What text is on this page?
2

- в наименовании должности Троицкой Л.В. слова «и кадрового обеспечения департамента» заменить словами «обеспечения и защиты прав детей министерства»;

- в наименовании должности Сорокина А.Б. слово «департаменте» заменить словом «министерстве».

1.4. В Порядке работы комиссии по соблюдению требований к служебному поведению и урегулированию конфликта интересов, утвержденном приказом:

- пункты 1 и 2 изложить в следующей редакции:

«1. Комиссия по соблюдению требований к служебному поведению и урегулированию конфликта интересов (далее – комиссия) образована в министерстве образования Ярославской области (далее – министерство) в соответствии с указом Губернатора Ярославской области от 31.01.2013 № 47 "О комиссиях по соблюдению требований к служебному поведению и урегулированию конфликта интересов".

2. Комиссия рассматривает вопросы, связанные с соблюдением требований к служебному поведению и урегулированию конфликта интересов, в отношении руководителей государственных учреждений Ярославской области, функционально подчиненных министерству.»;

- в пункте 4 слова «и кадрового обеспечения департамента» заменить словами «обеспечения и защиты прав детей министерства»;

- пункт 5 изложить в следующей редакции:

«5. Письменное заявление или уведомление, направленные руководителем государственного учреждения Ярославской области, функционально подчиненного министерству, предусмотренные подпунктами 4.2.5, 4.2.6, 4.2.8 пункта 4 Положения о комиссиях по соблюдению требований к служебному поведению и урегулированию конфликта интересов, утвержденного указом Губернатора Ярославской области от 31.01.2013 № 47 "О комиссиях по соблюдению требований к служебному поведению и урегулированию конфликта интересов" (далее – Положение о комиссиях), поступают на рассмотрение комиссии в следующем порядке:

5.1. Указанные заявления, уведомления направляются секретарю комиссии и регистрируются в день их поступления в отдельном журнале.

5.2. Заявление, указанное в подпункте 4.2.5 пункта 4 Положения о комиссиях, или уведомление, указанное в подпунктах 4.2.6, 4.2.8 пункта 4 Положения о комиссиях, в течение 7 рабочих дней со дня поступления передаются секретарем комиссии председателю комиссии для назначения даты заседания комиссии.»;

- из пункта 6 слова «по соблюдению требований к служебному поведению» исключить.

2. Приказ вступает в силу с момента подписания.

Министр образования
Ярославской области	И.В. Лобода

^^^^

## [Task details]
Report all lines of the data above that include the string "министерства".

## [Result of the task]
- в наименовании должности Троицкой Л.В. слова «и кадрового обеспечения департамента» заменить словами «обеспечения и защиты прав детей министерства»;
- в пункте 4 слова «и кадрового обеспечения департамента» заменить словами «обеспечения и защиты прав детей министерства»;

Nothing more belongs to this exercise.